* TASK DIRECTIONS
Check every line of the entries below for the word "按顺时针方向旋转", and copy the ones that have it.

* RECORDS SUPPLIED
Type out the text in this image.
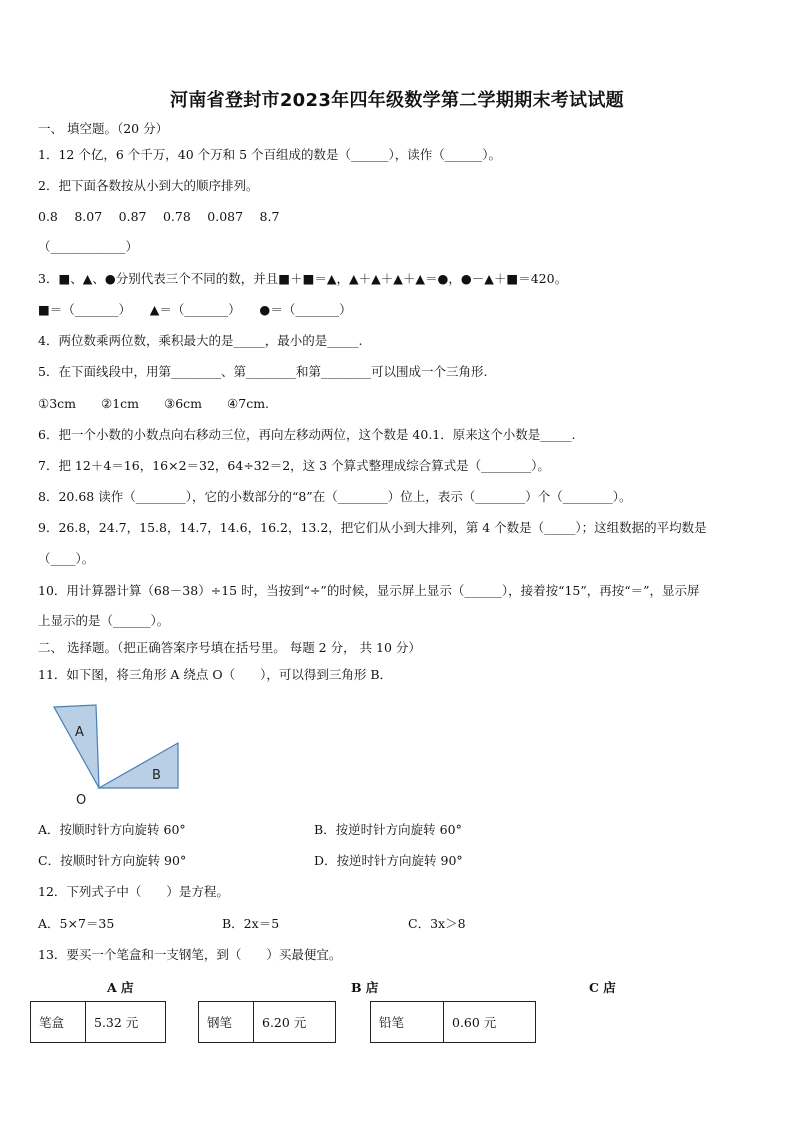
河南省登封市2023年四年级数学第二学期期末考试试题
一、 填空题。（20 分）
1．12 个亿，6 个千万，40 个万和 5 个百组成的数是（______），读作（______）。
2．把下面各数按从小到大的顺序排列。
0.8　 8.07　 0.87　 0.78　 0.087　 8.7
（____________）
3．■、▲、●分别代表三个不同的数，并且■＋■＝▲，▲＋▲＋▲＋▲＝●，●－▲＋■＝420。
■＝（_______）　　▲＝（_______）　　●＝（_______）
4．两位数乘两位数，乘积最大的是_____，最小的是_____.
5．在下面线段中，用第________、第________和第________可以围成一个三角形.
①3cm　　②1cm　　③6cm　　④7cm.
6．把一个小数的小数点向右移动三位，再向左移动两位，这个数是 40.1．原来这个小数是_____.
7．把 12＋4＝16，16×2＝32，64÷32＝2，这 3 个算式整理成综合算式是（________）。
8．20.68 读作（________），它的小数部分的“8”在（________）位上，表示（________）个（________）。
9．26.8，24.7，15.8，14.7，14.6，16.2，13.2，把它们从小到大排列，第 4 个数是（_____）；这组数据的平均数是
（____）。
10．用计算器计算（68－38）÷15 时，当按到“÷”的时候，显示屏上显示（______），接着按“15”，再按“＝”，显示屏
上显示的是（______）。
二、 选择题。（把正确答案序号填在括号里。 每题 2 分， 共 10 分）
11．如下图，将三角形 A 绕点 O（　　），可以得到三角形 B．
A
B
O
A．按顺时针方向旋转 60°	B．按逆时针方向旋转 60°
C．按顺时针方向旋转 90°	D．按逆时针方向旋转 90°
12．下列式子中（　　）是方程。
A．5×7＝35	B．2x＝5	C．3x＞8
13．要买一个笔盒和一支钢笔，到（　　）买最便宜。
A 店	B 店	C 店
笔盒	5.32 元	钢笔	6.20 元	铅笔	0.60 元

* SOLUTION
A．按顺时针方向旋转 60°	B．按逆时针方向旋转 60°
C．按顺时针方向旋转 90°	D．按逆时针方向旋转 90°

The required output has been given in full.